* [EXERCISE PROMPT] Filter these entries so that only lines with the word "população" remain.

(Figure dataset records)
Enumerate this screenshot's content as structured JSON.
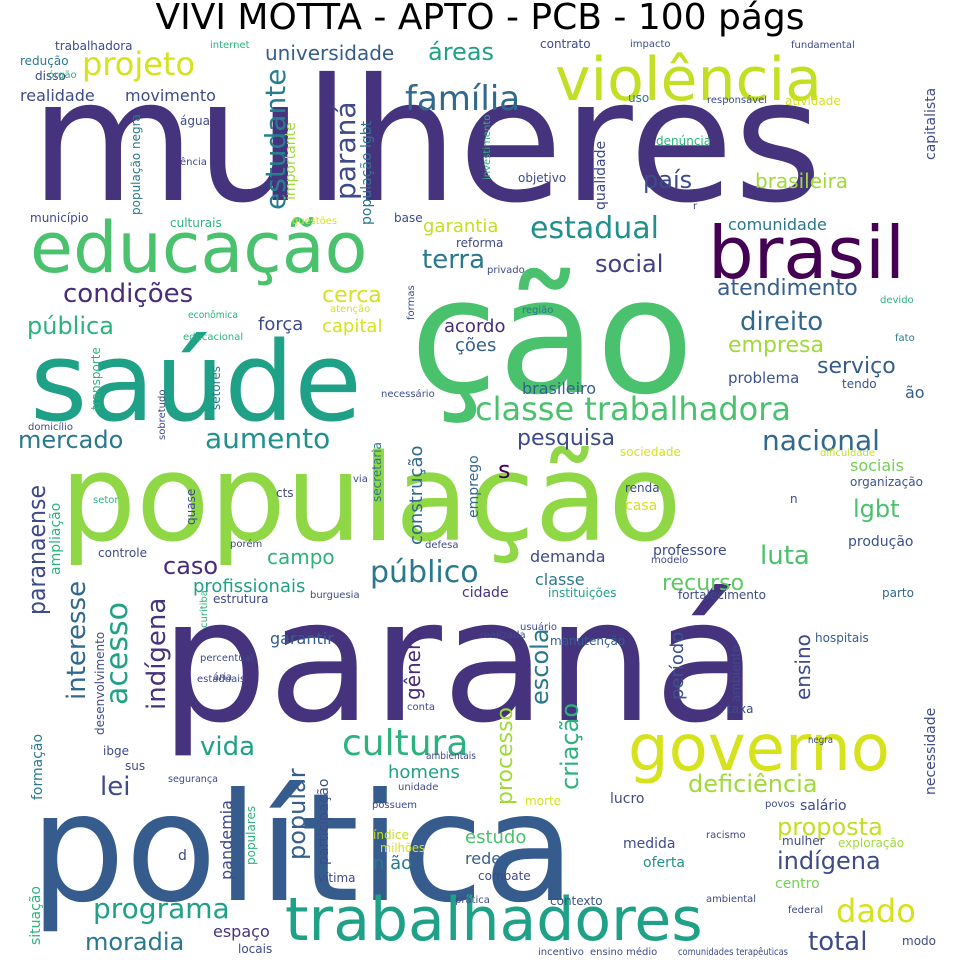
{
  "title": "VIVI MOTTA - APTO - PCB - 100 págs",
  "palette": {
    "dark_purple": "#440154",
    "indigo": "#46337e",
    "blue": "#365c8d",
    "teal": "#277f8e",
    "green_teal": "#1fa187",
    "green": "#4ac16d",
    "lime": "#a0da39",
    "yellow": "#d6e21b"
  },
  "words": [
    {
      "text": "mulheres",
      "color": "#46337e"
    },
    {
      "text": "ção",
      "color": "#4ac16d"
    },
    {
      "text": "paraná",
      "color": "#46337e"
    },
    {
      "text": "população",
      "color": "#8fd744"
    },
    {
      "text": "política",
      "color": "#365c8d"
    },
    {
      "text": "saúde",
      "color": "#1fa187"
    },
    {
      "text": "educação",
      "color": "#4ac16d"
    },
    {
      "text": "violência",
      "color": "#c2df23"
    },
    {
      "text": "brasil",
      "color": "#440154"
    },
    {
      "text": "trabalhadores",
      "color": "#1fa187"
    },
    {
      "text": "governo",
      "color": "#d6e21b"
    },
    {
      "text": "classe trabalhadora",
      "color": "#4ac16d"
    },
    {
      "text": "cultura",
      "color": "#2db27d"
    },
    {
      "text": "estudante",
      "color": "#277f8e"
    },
    {
      "text": "paraná",
      "color": "#3e4a89"
    },
    {
      "text": "projeto",
      "color": "#d6e21b"
    },
    {
      "text": "família",
      "color": "#31688e"
    },
    {
      "text": "áreas",
      "color": "#1fa187"
    },
    {
      "text": "universidade",
      "color": "#365c8d"
    },
    {
      "text": "estadual",
      "color": "#21908d"
    },
    {
      "text": "terra",
      "color": "#2a788e"
    },
    {
      "text": "social",
      "color": "#433e85"
    },
    {
      "text": "país",
      "color": "#3e4a89"
    },
    {
      "text": "brasileira",
      "color": "#9fda3a"
    },
    {
      "text": "garantia",
      "color": "#c2df23"
    },
    {
      "text": "comunidade",
      "color": "#2a788e"
    },
    {
      "text": "condições",
      "color": "#472c7a"
    },
    {
      "text": "cerca",
      "color": "#d6e21b"
    },
    {
      "text": "atendimento",
      "color": "#355f8d"
    },
    {
      "text": "direito",
      "color": "#31688e"
    },
    {
      "text": "empresa",
      "color": "#a0da39"
    },
    {
      "text": "pública",
      "color": "#2db27d"
    },
    {
      "text": "força",
      "color": "#3e4a89"
    },
    {
      "text": "capital",
      "color": "#d6e21b"
    },
    {
      "text": "acordo",
      "color": "#472c7a"
    },
    {
      "text": "ções",
      "color": "#355f8d"
    },
    {
      "text": "serviço",
      "color": "#365c8d"
    },
    {
      "text": "problema",
      "color": "#3b528b"
    },
    {
      "text": "tendo",
      "color": "#3b528b"
    },
    {
      "text": "ão",
      "color": "#365c8d"
    },
    {
      "text": "brasileiro",
      "color": "#355f8d"
    },
    {
      "text": "mercado",
      "color": "#2a788e"
    },
    {
      "text": "aumento",
      "color": "#21918c"
    },
    {
      "text": "pesquisa",
      "color": "#3e4a89"
    },
    {
      "text": "nacional",
      "color": "#31688e"
    },
    {
      "text": "s",
      "color": "#440154"
    },
    {
      "text": "sociais",
      "color": "#75d054"
    },
    {
      "text": "organização",
      "color": "#3b528b"
    },
    {
      "text": "lgbt",
      "color": "#4ac16d"
    },
    {
      "text": "paranaense",
      "color": "#3e4a89"
    },
    {
      "text": "campo",
      "color": "#2db27d"
    },
    {
      "text": "caso",
      "color": "#472c7a"
    },
    {
      "text": "público",
      "color": "#2a788e"
    },
    {
      "text": "demanda",
      "color": "#3e4a89"
    },
    {
      "text": "professore",
      "color": "#3e4a89"
    },
    {
      "text": "produção",
      "color": "#3b528b"
    },
    {
      "text": "luta",
      "color": "#4ac16d"
    },
    {
      "text": "recurso",
      "color": "#5ec962"
    },
    {
      "text": "profissionais",
      "color": "#1fa187"
    },
    {
      "text": "classe",
      "color": "#2a788e"
    },
    {
      "text": "cidade",
      "color": "#46337e"
    },
    {
      "text": "instituições",
      "color": "#1fa187"
    },
    {
      "text": "fortalecimento",
      "color": "#3e4a89"
    },
    {
      "text": "parto",
      "color": "#31688e"
    },
    {
      "text": "acesso",
      "color": "#1fa187"
    },
    {
      "text": "interesse",
      "color": "#31688e"
    },
    {
      "text": "indígena",
      "color": "#46337e"
    },
    {
      "text": "gênero",
      "color": "#472c7a"
    },
    {
      "text": "escola",
      "color": "#2a788e"
    },
    {
      "text": "processo",
      "color": "#a0da39"
    },
    {
      "text": "ensino",
      "color": "#3e4a89"
    },
    {
      "text": "período",
      "color": "#3b528b"
    },
    {
      "text": "garantir",
      "color": "#365c8d"
    },
    {
      "text": "manutenção",
      "color": "#365c8d"
    },
    {
      "text": "hospitais",
      "color": "#365c8d"
    },
    {
      "text": "vida",
      "color": "#1fa187"
    },
    {
      "text": "lei",
      "color": "#3e4a89"
    },
    {
      "text": "popular",
      "color": "#355f8d"
    },
    {
      "text": "criação",
      "color": "#2db27d"
    },
    {
      "text": "deficiência",
      "color": "#9fda3a"
    },
    {
      "text": "homens",
      "color": "#1fa187"
    },
    {
      "text": "necessidade",
      "color": "#3e4a89"
    },
    {
      "text": "proposta",
      "color": "#c2df23"
    },
    {
      "text": "indígena",
      "color": "#3e4a89"
    },
    {
      "text": "salário",
      "color": "#3e4a89"
    },
    {
      "text": "lucro",
      "color": "#3e4a89"
    },
    {
      "text": "estudo",
      "color": "#4ac16d"
    },
    {
      "text": "rede",
      "color": "#355f8d"
    },
    {
      "text": "medida",
      "color": "#3e4a89"
    },
    {
      "text": "n ão",
      "color": "#2a788e"
    },
    {
      "text": "pandemia",
      "color": "#3e4a89"
    },
    {
      "text": "dado",
      "color": "#d6e21b"
    },
    {
      "text": "programa",
      "color": "#1fa187"
    },
    {
      "text": "moradia",
      "color": "#2a788e"
    },
    {
      "text": "espaço",
      "color": "#46337e"
    },
    {
      "text": "total",
      "color": "#3e4a89"
    },
    {
      "text": "contexto",
      "color": "#3b528b"
    },
    {
      "text": "centro",
      "color": "#75d054"
    },
    {
      "text": "oferta",
      "color": "#21918c"
    },
    {
      "text": "combate",
      "color": "#3e4a89"
    },
    {
      "text": "construção",
      "color": "#31688e"
    },
    {
      "text": "emprego",
      "color": "#31688e"
    },
    {
      "text": "formação",
      "color": "#2a788e"
    },
    {
      "text": "desenvolvimento",
      "color": "#3e4a89"
    },
    {
      "text": "ampliação",
      "color": "#2db27d"
    },
    {
      "text": "participação",
      "color": "#3e4a89"
    },
    {
      "text": "movimento",
      "color": "#3e4a89"
    },
    {
      "text": "realidade",
      "color": "#3e4a89"
    },
    {
      "text": "população lgbt",
      "color": "#2a788e"
    },
    {
      "text": "importante",
      "color": "#9fda3a"
    },
    {
      "text": "qualidade",
      "color": "#3e4a89"
    },
    {
      "text": "capitalista",
      "color": "#3e4a89"
    },
    {
      "text": "trabalhadora",
      "color": "#3e4a89"
    },
    {
      "text": "redução",
      "color": "#2a788e"
    },
    {
      "text": "disso",
      "color": "#3e4a89"
    },
    {
      "text": "objetivo",
      "color": "#3e4a89"
    },
    {
      "text": "denúncia",
      "color": "#2db27d"
    },
    {
      "text": "atividade",
      "color": "#d6e21b"
    },
    {
      "text": "base",
      "color": "#3e4a89"
    },
    {
      "text": "reforma",
      "color": "#3e4a89"
    },
    {
      "text": "município",
      "color": "#3e4a89"
    },
    {
      "text": "culturais",
      "color": "#2db27d"
    },
    {
      "text": "educacional",
      "color": "#2db27d"
    },
    {
      "text": "transporte",
      "color": "#2db27d"
    },
    {
      "text": "setores",
      "color": "#2a788e"
    },
    {
      "text": "cts",
      "color": "#3e4a89"
    },
    {
      "text": "quase",
      "color": "#3e4a89"
    },
    {
      "text": "secretaria",
      "color": "#2a788e"
    },
    {
      "text": "controle",
      "color": "#3e4a89"
    },
    {
      "text": "estrutura",
      "color": "#3e4a89"
    },
    {
      "text": "renda",
      "color": "#3e4a89"
    },
    {
      "text": "casa",
      "color": "#d6e21b"
    },
    {
      "text": "sociedade",
      "color": "#d6e21b"
    },
    {
      "text": "contrato",
      "color": "#3e4a89"
    },
    {
      "text": "situação",
      "color": "#2db27d"
    },
    {
      "text": "vítima",
      "color": "#3e4a89"
    },
    {
      "text": "locais",
      "color": "#3e4a89"
    },
    {
      "text": "ibge",
      "color": "#3e4a89"
    },
    {
      "text": "sus",
      "color": "#3e4a89"
    },
    {
      "text": "taxa",
      "color": "#3e4a89"
    },
    {
      "text": "mulher",
      "color": "#3e4a89"
    },
    {
      "text": "exploração",
      "color": "#9fda3a"
    },
    {
      "text": "índice",
      "color": "#c2df23"
    },
    {
      "text": "milhões",
      "color": "#d6e21b"
    },
    {
      "text": "ambiente",
      "color": "#3e4a89"
    },
    {
      "text": "morte",
      "color": "#d6e21b"
    },
    {
      "text": "d",
      "color": "#3e4a89"
    },
    {
      "text": "populares",
      "color": "#2db27d"
    },
    {
      "text": "uso",
      "color": "#2a788e"
    },
    {
      "text": "água",
      "color": "#3e4a89"
    },
    {
      "text": "internet",
      "color": "#2db27d"
    },
    {
      "text": "impacto",
      "color": "#3e4a89"
    },
    {
      "text": "fundamental",
      "color": "#3e4a89"
    },
    {
      "text": "órgão",
      "color": "#2db27d"
    },
    {
      "text": "responsável",
      "color": "#3e4a89"
    },
    {
      "text": "população negra",
      "color": "#2a788e"
    },
    {
      "text": "ência",
      "color": "#3e4a89"
    },
    {
      "text": "investimento",
      "color": "#2db27d"
    },
    {
      "text": "questões",
      "color": "#d6e21b"
    },
    {
      "text": "privado",
      "color": "#3e4a89"
    },
    {
      "text": "formas",
      "color": "#3e4a89"
    },
    {
      "text": "econômica",
      "color": "#2db27d"
    },
    {
      "text": "atenção",
      "color": "#d6e21b"
    },
    {
      "text": "região",
      "color": "#2a788e"
    },
    {
      "text": "devido",
      "color": "#2db27d"
    },
    {
      "text": "fato",
      "color": "#2a788e"
    },
    {
      "text": "necessário",
      "color": "#3e4a89"
    },
    {
      "text": "domicílio",
      "color": "#3e4a89"
    },
    {
      "text": "sobretudo",
      "color": "#3e4a89"
    },
    {
      "text": "via",
      "color": "#3e4a89"
    },
    {
      "text": "dificuldade",
      "color": "#c2df23"
    },
    {
      "text": "setor",
      "color": "#2db27d"
    },
    {
      "text": "n",
      "color": "#3e4a89"
    },
    {
      "text": "porém",
      "color": "#3e4a89"
    },
    {
      "text": "defesa",
      "color": "#3e4a89"
    },
    {
      "text": "modelo",
      "color": "#3e4a89"
    },
    {
      "text": "burguesia",
      "color": "#3e4a89"
    },
    {
      "text": "usuário",
      "color": "#3e4a89"
    },
    {
      "text": "curitiba",
      "color": "#2db27d"
    },
    {
      "text": "realizada",
      "color": "#3e4a89"
    },
    {
      "text": "percentual",
      "color": "#3e4a89"
    },
    {
      "text": "ária",
      "color": "#3e4a89"
    },
    {
      "text": "estaduais",
      "color": "#3e4a89"
    },
    {
      "text": "conta",
      "color": "#3e4a89"
    },
    {
      "text": "ambientais",
      "color": "#3e4a89"
    },
    {
      "text": "unidade",
      "color": "#3e4a89"
    },
    {
      "text": "segurança",
      "color": "#3e4a89"
    },
    {
      "text": "possuem",
      "color": "#3e4a89"
    },
    {
      "text": "negra",
      "color": "#3e4a89"
    },
    {
      "text": "povos",
      "color": "#3e4a89"
    },
    {
      "text": "racismo",
      "color": "#3e4a89"
    },
    {
      "text": "prática",
      "color": "#3e4a89"
    },
    {
      "text": "ambiental",
      "color": "#3e4a89"
    },
    {
      "text": "federal",
      "color": "#3e4a89"
    },
    {
      "text": "modo",
      "color": "#3e4a89"
    },
    {
      "text": "incentivo",
      "color": "#3e4a89"
    },
    {
      "text": "ensino médio",
      "color": "#3e4a89"
    },
    {
      "text": "comunidades terapêuticas",
      "color": "#3e4a89"
    },
    {
      "text": "r",
      "color": "#3e4a89"
    }
  ]
}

* [CORRECT ANSWER]
      "text": "população",
      "text": "população lgbt",
      "text": "população negra",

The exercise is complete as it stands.